Problem to work on:
Write out the whole of the material exactly.

**** Information provided

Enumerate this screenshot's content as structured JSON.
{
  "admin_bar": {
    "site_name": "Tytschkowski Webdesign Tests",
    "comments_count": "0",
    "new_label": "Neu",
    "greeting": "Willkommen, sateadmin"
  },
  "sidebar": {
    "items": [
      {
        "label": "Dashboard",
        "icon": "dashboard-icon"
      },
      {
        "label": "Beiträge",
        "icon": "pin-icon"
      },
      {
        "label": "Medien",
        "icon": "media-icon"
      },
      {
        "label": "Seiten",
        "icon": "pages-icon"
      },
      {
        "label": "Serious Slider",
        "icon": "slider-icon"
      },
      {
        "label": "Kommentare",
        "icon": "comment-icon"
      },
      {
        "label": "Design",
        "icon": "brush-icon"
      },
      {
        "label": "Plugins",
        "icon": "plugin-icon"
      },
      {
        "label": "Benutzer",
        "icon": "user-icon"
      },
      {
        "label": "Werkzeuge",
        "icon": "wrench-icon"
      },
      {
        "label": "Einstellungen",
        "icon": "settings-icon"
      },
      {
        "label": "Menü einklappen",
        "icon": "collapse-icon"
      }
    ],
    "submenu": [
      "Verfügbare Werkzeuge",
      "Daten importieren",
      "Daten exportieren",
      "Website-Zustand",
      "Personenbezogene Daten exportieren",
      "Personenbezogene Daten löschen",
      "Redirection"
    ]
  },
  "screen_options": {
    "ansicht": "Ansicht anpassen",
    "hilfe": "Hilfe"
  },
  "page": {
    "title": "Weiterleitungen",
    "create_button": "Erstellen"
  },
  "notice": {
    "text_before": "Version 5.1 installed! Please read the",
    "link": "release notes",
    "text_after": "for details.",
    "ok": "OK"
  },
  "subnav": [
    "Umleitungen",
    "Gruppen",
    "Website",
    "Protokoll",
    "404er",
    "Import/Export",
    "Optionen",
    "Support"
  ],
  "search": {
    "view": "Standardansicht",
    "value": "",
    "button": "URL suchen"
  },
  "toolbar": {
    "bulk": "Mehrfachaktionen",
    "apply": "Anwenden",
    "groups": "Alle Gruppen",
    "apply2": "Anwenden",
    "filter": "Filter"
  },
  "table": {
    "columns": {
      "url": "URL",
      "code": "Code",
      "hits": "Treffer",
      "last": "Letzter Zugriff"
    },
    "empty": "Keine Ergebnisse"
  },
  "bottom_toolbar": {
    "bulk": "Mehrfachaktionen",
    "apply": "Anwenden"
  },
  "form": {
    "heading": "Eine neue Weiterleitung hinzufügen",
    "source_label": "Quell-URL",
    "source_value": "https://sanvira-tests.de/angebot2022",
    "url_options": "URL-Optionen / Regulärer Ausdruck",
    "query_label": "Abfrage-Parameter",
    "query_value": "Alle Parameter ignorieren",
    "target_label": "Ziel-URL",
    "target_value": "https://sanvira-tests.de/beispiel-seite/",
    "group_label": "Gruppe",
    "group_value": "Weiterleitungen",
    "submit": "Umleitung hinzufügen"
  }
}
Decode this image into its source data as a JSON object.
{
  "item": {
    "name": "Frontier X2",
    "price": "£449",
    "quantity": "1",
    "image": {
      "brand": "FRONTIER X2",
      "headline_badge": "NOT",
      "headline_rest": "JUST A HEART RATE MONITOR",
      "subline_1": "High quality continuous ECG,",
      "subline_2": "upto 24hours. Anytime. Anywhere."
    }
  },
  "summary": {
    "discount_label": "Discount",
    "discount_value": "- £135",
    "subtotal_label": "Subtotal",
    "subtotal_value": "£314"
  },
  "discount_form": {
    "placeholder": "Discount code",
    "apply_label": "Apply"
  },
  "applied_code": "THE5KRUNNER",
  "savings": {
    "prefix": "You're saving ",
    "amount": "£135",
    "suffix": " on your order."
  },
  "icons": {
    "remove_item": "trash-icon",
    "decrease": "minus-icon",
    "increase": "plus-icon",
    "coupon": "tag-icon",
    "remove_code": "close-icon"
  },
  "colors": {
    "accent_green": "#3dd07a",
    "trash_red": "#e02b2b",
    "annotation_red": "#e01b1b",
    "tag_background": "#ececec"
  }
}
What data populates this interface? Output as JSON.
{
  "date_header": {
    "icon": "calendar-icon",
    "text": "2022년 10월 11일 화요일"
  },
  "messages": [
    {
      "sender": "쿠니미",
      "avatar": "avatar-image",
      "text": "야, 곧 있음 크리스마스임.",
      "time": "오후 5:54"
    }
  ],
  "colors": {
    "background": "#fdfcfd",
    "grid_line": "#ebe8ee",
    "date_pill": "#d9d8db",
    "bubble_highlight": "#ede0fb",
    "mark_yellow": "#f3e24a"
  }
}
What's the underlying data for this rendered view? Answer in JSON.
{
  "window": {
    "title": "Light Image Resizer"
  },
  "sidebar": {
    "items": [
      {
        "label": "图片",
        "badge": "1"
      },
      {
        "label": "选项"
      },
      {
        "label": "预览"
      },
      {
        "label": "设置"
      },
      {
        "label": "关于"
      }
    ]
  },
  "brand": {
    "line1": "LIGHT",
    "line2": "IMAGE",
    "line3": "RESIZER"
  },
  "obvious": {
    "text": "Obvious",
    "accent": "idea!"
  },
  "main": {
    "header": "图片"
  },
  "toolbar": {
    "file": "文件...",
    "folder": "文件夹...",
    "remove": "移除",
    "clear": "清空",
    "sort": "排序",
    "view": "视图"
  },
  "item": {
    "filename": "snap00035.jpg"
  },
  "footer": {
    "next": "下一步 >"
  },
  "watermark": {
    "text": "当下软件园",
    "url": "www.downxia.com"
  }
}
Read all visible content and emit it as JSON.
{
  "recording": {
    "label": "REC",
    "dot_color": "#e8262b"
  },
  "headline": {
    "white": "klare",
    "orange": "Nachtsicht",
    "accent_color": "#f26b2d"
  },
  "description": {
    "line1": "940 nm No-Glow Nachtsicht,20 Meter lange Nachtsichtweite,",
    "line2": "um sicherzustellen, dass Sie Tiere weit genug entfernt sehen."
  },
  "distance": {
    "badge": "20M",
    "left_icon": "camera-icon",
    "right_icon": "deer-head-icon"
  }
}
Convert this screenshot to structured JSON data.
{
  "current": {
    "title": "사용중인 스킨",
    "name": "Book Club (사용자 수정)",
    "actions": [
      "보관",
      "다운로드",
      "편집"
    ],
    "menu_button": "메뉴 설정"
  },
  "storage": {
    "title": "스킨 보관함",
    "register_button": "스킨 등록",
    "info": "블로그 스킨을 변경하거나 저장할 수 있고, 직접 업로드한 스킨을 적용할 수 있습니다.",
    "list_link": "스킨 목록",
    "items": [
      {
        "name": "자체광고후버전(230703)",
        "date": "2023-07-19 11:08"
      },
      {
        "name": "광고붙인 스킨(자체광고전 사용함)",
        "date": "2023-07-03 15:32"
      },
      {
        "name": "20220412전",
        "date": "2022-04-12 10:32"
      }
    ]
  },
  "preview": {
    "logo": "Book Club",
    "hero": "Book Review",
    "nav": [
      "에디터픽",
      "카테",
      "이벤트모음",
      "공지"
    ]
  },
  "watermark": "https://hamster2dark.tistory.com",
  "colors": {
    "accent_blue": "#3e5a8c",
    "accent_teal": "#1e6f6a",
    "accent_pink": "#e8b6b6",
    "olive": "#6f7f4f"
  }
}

********

Response to this task:
Enumerate this screenshot's content as structured JSON.
{
  "admin_bar": {
    "site_name": "Tytschkowski Webdesign Tests",
    "comments_count": "0",
    "new_label": "Neu",
    "greeting": "Willkommen, sateadmin"
  },
  "sidebar": {
    "items": [
      {
        "label": "Dashboard",
        "icon": "dashboard-icon"
      },
      {
        "label": "Beiträge",
        "icon": "pin-icon"
      },
      {
        "label": "Medien",
        "icon": "media-icon"
      },
      {
        "label": "Seiten",
        "icon": "pages-icon"
      },
      {
        "label": "Serious Slider",
        "icon": "slider-icon"
      },
      {
        "label": "Kommentare",
        "icon": "comment-icon"
      },
      {
        "label": "Design",
        "icon": "brush-icon"
      },
      {
        "label": "Plugins",
        "icon": "plugin-icon"
      },
      {
        "label": "Benutzer",
        "icon": "user-icon"
      },
      {
        "label": "Werkzeuge",
        "icon": "wrench-icon"
      },
      {
        "label": "Einstellungen",
        "icon": "settings-icon"
      },
      {
        "label": "Menü einklappen",
        "icon": "collapse-icon"
      }
    ],
    "submenu": [
      "Verfügbare Werkzeuge",
      "Daten importieren",
      "Daten exportieren",
      "Website-Zustand",
      "Personenbezogene Daten exportieren",
      "Personenbezogene Daten löschen",
      "Redirection"
    ]
  },
  "screen_options": {
    "ansicht": "Ansicht anpassen",
    "hilfe": "Hilfe"
  },
  "page": {
    "title": "Weiterleitungen",
    "create_button": "Erstellen"
  },
  "notice": {
    "text_before": "Version 5.1 installed! Please read the",
    "link": "release notes",
    "text_after": "for details.",
    "ok": "OK"
  },
  "subnav": [
    "Umleitungen",
    "Gruppen",
    "Website",
    "Protokoll",
    "404er",
    "Import/Export",
    "Optionen",
    "Support"
  ],
  "search": {
    "view": "Standardansicht",
    "value": "",
    "button": "URL suchen"
  },
  "toolbar": {
    "bulk": "Mehrfachaktionen",
    "apply": "Anwenden",
    "groups": "Alle Gruppen",
    "apply2": "Anwenden",
    "filter": "Filter"
  },
  "table": {
    "columns": {
      "url": "URL",
      "code": "Code",
      "hits": "Treffer",
      "last": "Letzter Zugriff"
    },
    "empty": "Keine Ergebnisse"
  },
  "bottom_toolbar": {
    "bulk": "Mehrfachaktionen",
    "apply": "Anwenden"
  },
  "form": {
    "heading": "Eine neue Weiterleitung hinzufügen",
    "source_label": "Quell-URL",
    "source_value": "https://sanvira-tests.de/angebot2022",
    "url_options": "URL-Optionen / Regulärer Ausdruck",
    "query_label": "Abfrage-Parameter",
    "query_value": "Alle Parameter ignorieren",
    "target_label": "Ziel-URL",
    "target_value": "https://sanvira-tests.de/beispiel-seite/",
    "group_label": "Gruppe",
    "group_value": "Weiterleitungen",
    "submit": "Umleitung hinzufügen"
  }
}
Decode this image into its source data as a JSON object.
{
  "item": {
    "name": "Frontier X2",
    "price": "£449",
    "quantity": "1",
    "image": {
      "brand": "FRONTIER X2",
      "headline_badge": "NOT",
      "headline_rest": "JUST A HEART RATE MONITOR",
      "subline_1": "High quality continuous ECG,",
      "subline_2": "upto 24hours. Anytime. Anywhere."
    }
  },
  "summary": {
    "discount_label": "Discount",
    "discount_value": "- £135",
    "subtotal_label": "Subtotal",
    "subtotal_value": "£314"
  },
  "discount_form": {
    "placeholder": "Discount code",
    "apply_label": "Apply"
  },
  "applied_code": "THE5KRUNNER",
  "savings": {
    "prefix": "You're saving ",
    "amount": "£135",
    "suffix": " on your order."
  },
  "icons": {
    "remove_item": "trash-icon",
    "decrease": "minus-icon",
    "increase": "plus-icon",
    "coupon": "tag-icon",
    "remove_code": "close-icon"
  },
  "colors": {
    "accent_green": "#3dd07a",
    "trash_red": "#e02b2b",
    "annotation_red": "#e01b1b",
    "tag_background": "#ececec"
  }
}
What data populates this interface? Output as JSON.
{
  "date_header": {
    "icon": "calendar-icon",
    "text": "2022년 10월 11일 화요일"
  },
  "messages": [
    {
      "sender": "쿠니미",
      "avatar": "avatar-image",
      "text": "야, 곧 있음 크리스마스임.",
      "time": "오후 5:54"
    }
  ],
  "colors": {
    "background": "#fdfcfd",
    "grid_line": "#ebe8ee",
    "date_pill": "#d9d8db",
    "bubble_highlight": "#ede0fb",
    "mark_yellow": "#f3e24a"
  }
}
What's the underlying data for this rendered view? Answer in JSON.
{
  "window": {
    "title": "Light Image Resizer"
  },
  "sidebar": {
    "items": [
      {
        "label": "图片",
        "badge": "1"
      },
      {
        "label": "选项"
      },
      {
        "label": "预览"
      },
      {
        "label": "设置"
      },
      {
        "label": "关于"
      }
    ]
  },
  "brand": {
    "line1": "LIGHT",
    "line2": "IMAGE",
    "line3": "RESIZER"
  },
  "obvious": {
    "text": "Obvious",
    "accent": "idea!"
  },
  "main": {
    "header": "图片"
  },
  "toolbar": {
    "file": "文件...",
    "folder": "文件夹...",
    "remove": "移除",
    "clear": "清空",
    "sort": "排序",
    "view": "视图"
  },
  "item": {
    "filename": "snap00035.jpg"
  },
  "footer": {
    "next": "下一步 >"
  },
  "watermark": {
    "text": "当下软件园",
    "url": "www.downxia.com"
  }
}
Read all visible content and emit it as JSON.
{
  "recording": {
    "label": "REC",
    "dot_color": "#e8262b"
  },
  "headline": {
    "white": "klare",
    "orange": "Nachtsicht",
    "accent_color": "#f26b2d"
  },
  "description": {
    "line1": "940 nm No-Glow Nachtsicht,20 Meter lange Nachtsichtweite,",
    "line2": "um sicherzustellen, dass Sie Tiere weit genug entfernt sehen."
  },
  "distance": {
    "badge": "20M",
    "left_icon": "camera-icon",
    "right_icon": "deer-head-icon"
  }
}
Convert this screenshot to structured JSON data.
{
  "current": {
    "title": "사용중인 스킨",
    "name": "Book Club (사용자 수정)",
    "actions": [
      "보관",
      "다운로드",
      "편집"
    ],
    "menu_button": "메뉴 설정"
  },
  "storage": {
    "title": "스킨 보관함",
    "register_button": "스킨 등록",
    "info": "블로그 스킨을 변경하거나 저장할 수 있고, 직접 업로드한 스킨을 적용할 수 있습니다.",
    "list_link": "스킨 목록",
    "items": [
      {
        "name": "자체광고후버전(230703)",
        "date": "2023-07-19 11:08"
      },
      {
        "name": "광고붙인 스킨(자체광고전 사용함)",
        "date": "2023-07-03 15:32"
      },
      {
        "name": "20220412전",
        "date": "2022-04-12 10:32"
      }
    ]
  },
  "preview": {
    "logo": "Book Club",
    "hero": "Book Review",
    "nav": [
      "에디터픽",
      "카테",
      "이벤트모음",
      "공지"
    ]
  },
  "watermark": "https://hamster2dark.tistory.com",
  "colors": {
    "accent_blue": "#3e5a8c",
    "accent_teal": "#1e6f6a",
    "accent_pink": "#e8b6b6",
    "olive": "#6f7f4f"
  }
}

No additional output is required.